__Material to process__
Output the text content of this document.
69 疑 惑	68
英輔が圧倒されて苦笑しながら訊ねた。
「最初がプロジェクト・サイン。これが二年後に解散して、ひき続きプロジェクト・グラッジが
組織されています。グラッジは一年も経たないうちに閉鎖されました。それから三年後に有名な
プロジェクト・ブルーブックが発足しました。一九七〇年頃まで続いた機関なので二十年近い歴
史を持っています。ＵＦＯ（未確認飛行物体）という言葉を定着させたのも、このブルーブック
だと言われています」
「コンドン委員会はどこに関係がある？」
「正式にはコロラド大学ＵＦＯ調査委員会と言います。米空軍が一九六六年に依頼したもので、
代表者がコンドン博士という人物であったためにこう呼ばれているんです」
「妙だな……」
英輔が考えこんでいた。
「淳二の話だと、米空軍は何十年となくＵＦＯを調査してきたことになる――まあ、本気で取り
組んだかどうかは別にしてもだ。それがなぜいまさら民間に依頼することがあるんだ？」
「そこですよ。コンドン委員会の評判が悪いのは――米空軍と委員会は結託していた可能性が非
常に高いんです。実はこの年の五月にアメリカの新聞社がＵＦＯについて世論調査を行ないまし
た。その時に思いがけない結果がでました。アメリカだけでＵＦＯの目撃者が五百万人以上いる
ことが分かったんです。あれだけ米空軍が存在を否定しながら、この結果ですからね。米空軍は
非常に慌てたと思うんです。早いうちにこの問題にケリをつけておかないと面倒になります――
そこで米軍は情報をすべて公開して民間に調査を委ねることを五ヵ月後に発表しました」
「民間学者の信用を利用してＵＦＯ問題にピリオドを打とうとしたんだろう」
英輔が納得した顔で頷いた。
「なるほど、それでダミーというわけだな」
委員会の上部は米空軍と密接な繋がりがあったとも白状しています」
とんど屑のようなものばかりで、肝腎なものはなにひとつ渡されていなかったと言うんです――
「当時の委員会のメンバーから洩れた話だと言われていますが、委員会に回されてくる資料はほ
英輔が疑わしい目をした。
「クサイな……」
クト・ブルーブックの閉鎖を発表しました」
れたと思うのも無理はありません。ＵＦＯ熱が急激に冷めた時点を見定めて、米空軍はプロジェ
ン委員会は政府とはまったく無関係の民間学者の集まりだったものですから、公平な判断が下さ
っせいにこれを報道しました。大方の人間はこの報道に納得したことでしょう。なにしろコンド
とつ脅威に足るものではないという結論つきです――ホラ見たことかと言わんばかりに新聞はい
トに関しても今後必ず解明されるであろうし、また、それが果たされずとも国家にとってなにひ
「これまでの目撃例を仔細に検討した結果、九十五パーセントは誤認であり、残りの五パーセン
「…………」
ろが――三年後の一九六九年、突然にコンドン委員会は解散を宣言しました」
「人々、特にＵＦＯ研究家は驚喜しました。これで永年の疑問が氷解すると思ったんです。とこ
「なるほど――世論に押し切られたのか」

__Problem description__
Wherever the word "なるほど" occurs in a line of the listing, copy that line.

__Response to the exercise__
「なるほど、それでダミーというわけだな」
「なるほど――世論に押し切られたのか」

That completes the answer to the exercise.